(Records about charts and figures)
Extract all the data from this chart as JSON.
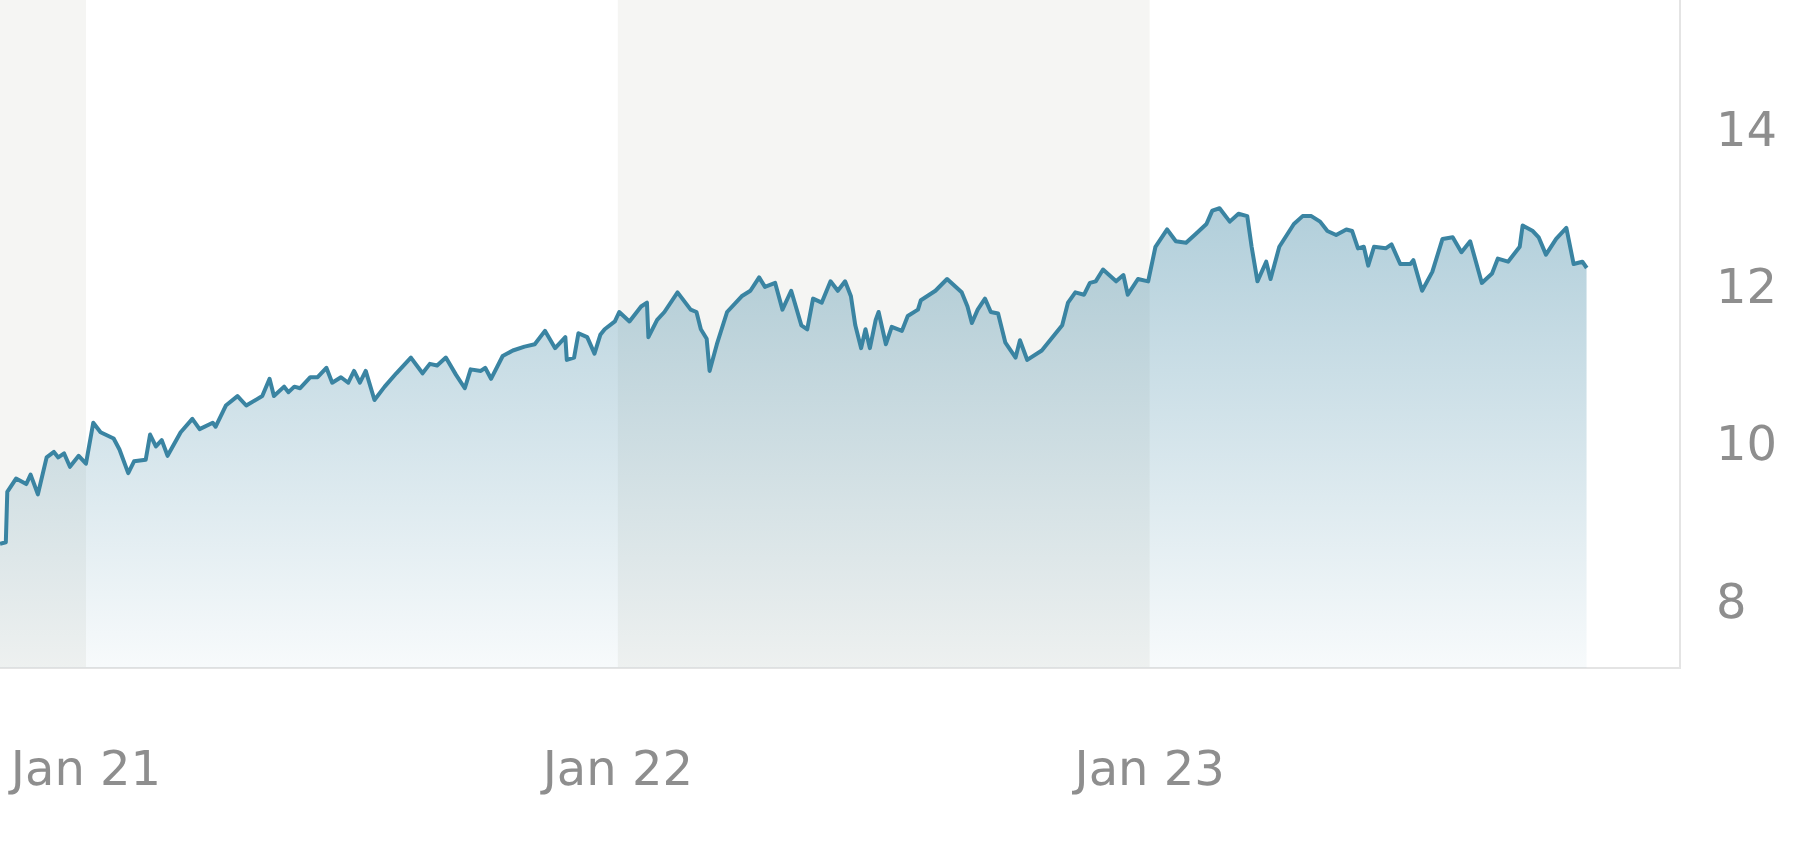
{
  "chart_data": {
    "type": "area",
    "x": [
      "2020-11-03",
      "2020-11-07",
      "2020-11-08",
      "2020-11-14",
      "2020-11-21",
      "2020-11-24",
      "2020-11-29",
      "2020-12-05",
      "2020-12-10",
      "2020-12-13",
      "2020-12-17",
      "2020-12-21",
      "2020-12-27",
      "2021-01-01",
      "2021-01-06",
      "2021-01-11",
      "2021-01-20",
      "2021-01-24",
      "2021-01-30",
      "2021-02-03",
      "2021-02-11",
      "2021-02-14",
      "2021-02-18",
      "2021-02-22",
      "2021-02-26",
      "2021-03-07",
      "2021-03-15",
      "2021-03-20",
      "2021-03-29",
      "2021-03-31",
      "2021-04-07",
      "2021-04-15",
      "2021-04-21",
      "2021-05-02",
      "2021-05-07",
      "2021-05-10",
      "2021-05-17",
      "2021-05-20",
      "2021-05-24",
      "2021-05-28",
      "2021-06-04",
      "2021-06-09",
      "2021-06-15",
      "2021-06-19",
      "2021-06-25",
      "2021-06-30",
      "2021-07-04",
      "2021-07-08",
      "2021-07-12",
      "2021-07-18",
      "2021-07-25",
      "2021-08-02",
      "2021-08-12",
      "2021-08-20",
      "2021-08-25",
      "2021-08-30",
      "2021-09-05",
      "2021-09-12",
      "2021-09-18",
      "2021-09-22",
      "2021-09-29",
      "2021-10-02",
      "2021-10-06",
      "2021-10-14",
      "2021-10-21",
      "2021-10-29",
      "2021-11-05",
      "2021-11-12",
      "2021-11-19",
      "2021-11-26",
      "2021-11-27",
      "2021-12-02",
      "2021-12-05",
      "2021-12-11",
      "2021-12-16",
      "2021-12-20",
      "2021-12-23",
      "2021-12-30",
      "2022-01-02",
      "2022-01-09",
      "2022-01-17",
      "2022-01-21",
      "2022-01-22",
      "2022-01-28",
      "2022-02-02",
      "2022-02-11",
      "2022-02-20",
      "2022-02-24",
      "2022-02-27",
      "2022-03-03",
      "2022-03-05",
      "2022-03-10",
      "2022-03-17",
      "2022-03-27",
      "2022-04-02",
      "2022-04-08",
      "2022-04-12",
      "2022-04-19",
      "2022-04-24",
      "2022-04-30",
      "2022-05-07",
      "2022-05-11",
      "2022-05-15",
      "2022-05-21",
      "2022-05-27",
      "2022-06-01",
      "2022-06-06",
      "2022-06-10",
      "2022-06-13",
      "2022-06-17",
      "2022-06-20",
      "2022-06-23",
      "2022-06-27",
      "2022-06-29",
      "2022-07-04",
      "2022-07-08",
      "2022-07-15",
      "2022-07-19",
      "2022-07-26",
      "2022-07-28",
      "2022-08-07",
      "2022-08-15",
      "2022-08-25",
      "2022-08-29",
      "2022-09-01",
      "2022-09-05",
      "2022-09-10",
      "2022-09-14",
      "2022-09-19",
      "2022-09-24",
      "2022-10-01",
      "2022-10-04",
      "2022-10-09",
      "2022-10-19",
      "2022-11-02",
      "2022-11-06",
      "2022-11-11",
      "2022-11-17",
      "2022-11-21",
      "2022-11-25",
      "2022-11-30",
      "2022-12-09",
      "2022-12-14",
      "2022-12-17",
      "2022-12-24",
      "2022-12-31",
      "2023-01-05",
      "2023-01-13",
      "2023-01-19",
      "2023-01-26",
      "2023-02-02",
      "2023-02-09",
      "2023-02-13",
      "2023-02-18",
      "2023-02-25",
      "2023-03-03",
      "2023-03-09",
      "2023-03-12",
      "2023-03-16",
      "2023-03-22",
      "2023-03-25",
      "2023-03-31",
      "2023-04-10",
      "2023-04-16",
      "2023-04-22",
      "2023-04-28",
      "2023-05-03",
      "2023-05-09",
      "2023-05-16",
      "2023-05-20",
      "2023-05-24",
      "2023-05-28",
      "2023-05-31",
      "2023-06-04",
      "2023-06-12",
      "2023-06-16",
      "2023-06-22",
      "2023-06-29",
      "2023-07-01",
      "2023-07-07",
      "2023-07-14",
      "2023-07-21",
      "2023-07-28",
      "2023-08-03",
      "2023-08-09",
      "2023-08-17",
      "2023-08-24",
      "2023-08-28",
      "2023-09-04",
      "2023-09-12",
      "2023-09-14",
      "2023-09-21",
      "2023-09-25",
      "2023-09-30",
      "2023-10-07",
      "2023-10-14",
      "2023-10-19",
      "2023-10-25",
      "2023-10-28"
    ],
    "series": [
      {
        "color": "#3a84a2",
        "values": [
          8.78,
          8.8,
          9.44,
          9.61,
          9.54,
          9.66,
          9.41,
          9.88,
          9.95,
          9.88,
          9.93,
          9.76,
          9.9,
          9.8,
          10.32,
          10.2,
          10.12,
          9.98,
          9.68,
          9.83,
          9.85,
          10.17,
          10.02,
          10.1,
          9.9,
          10.2,
          10.37,
          10.24,
          10.32,
          10.27,
          10.54,
          10.66,
          10.54,
          10.66,
          10.88,
          10.66,
          10.78,
          10.71,
          10.78,
          10.76,
          10.9,
          10.9,
          11.02,
          10.83,
          10.9,
          10.83,
          10.98,
          10.83,
          10.98,
          10.61,
          10.78,
          10.95,
          11.15,
          10.95,
          11.07,
          11.05,
          11.15,
          10.93,
          10.76,
          11.0,
          10.98,
          11.02,
          10.88,
          11.17,
          11.24,
          11.29,
          11.32,
          11.49,
          11.27,
          11.41,
          11.12,
          11.15,
          11.46,
          11.41,
          11.2,
          11.44,
          11.51,
          11.61,
          11.73,
          11.61,
          11.8,
          11.85,
          11.41,
          11.63,
          11.73,
          11.98,
          11.76,
          11.73,
          11.51,
          11.39,
          10.98,
          11.32,
          11.73,
          11.93,
          12.0,
          12.17,
          12.05,
          12.1,
          11.76,
          12.0,
          11.56,
          11.51,
          11.9,
          11.85,
          12.12,
          12.0,
          12.12,
          11.93,
          11.56,
          11.27,
          11.51,
          11.27,
          11.63,
          11.73,
          11.32,
          11.54,
          11.49,
          11.68,
          11.76,
          11.88,
          12.0,
          12.15,
          11.98,
          11.8,
          11.59,
          11.76,
          11.9,
          11.73,
          11.71,
          11.34,
          11.15,
          11.37,
          11.12,
          11.24,
          11.56,
          11.85,
          11.98,
          11.95,
          12.1,
          12.12,
          12.27,
          12.12,
          12.2,
          11.95,
          12.15,
          12.12,
          12.56,
          12.78,
          12.63,
          12.61,
          12.73,
          12.85,
          13.02,
          13.05,
          12.88,
          12.98,
          12.95,
          12.56,
          12.12,
          12.37,
          12.15,
          12.56,
          12.85,
          12.95,
          12.95,
          12.88,
          12.76,
          12.71,
          12.78,
          12.76,
          12.54,
          12.56,
          12.32,
          12.56,
          12.54,
          12.59,
          12.34,
          12.34,
          12.39,
          12.0,
          12.24,
          12.66,
          12.68,
          12.49,
          12.63,
          12.1,
          12.22,
          12.41,
          12.37,
          12.56,
          12.83,
          12.76,
          12.68,
          12.46,
          12.66,
          12.8,
          12.34,
          12.37,
          12.29
        ]
      }
    ],
    "xlim": [
      "2020-11-03",
      "2023-12-31"
    ],
    "xticks": [
      {
        "value": "2021-01-01",
        "label": "Jan 21"
      },
      {
        "value": "2022-01-01",
        "label": "Jan 22"
      },
      {
        "value": "2023-01-01",
        "label": "Jan 23"
      }
    ],
    "ylim": [
      7.2,
      15.7
    ],
    "yticks": [
      8,
      10,
      12,
      14
    ],
    "bands": [
      {
        "axis": "x",
        "from": "2020-11-03",
        "to": "2021-01-01",
        "color": "#f5f5f3"
      },
      {
        "axis": "x",
        "from": "2022-01-01",
        "to": "2023-01-01",
        "color": "#f5f5f3"
      }
    ],
    "grid": false,
    "legend": false,
    "marker": "none",
    "line_style": "solid"
  }
}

### Task objective
Where a line above includes "label", copy that line.

### Exercise answer
        "label": "Jan 21"
        "label": "Jan 22"
        "label": "Jan 23"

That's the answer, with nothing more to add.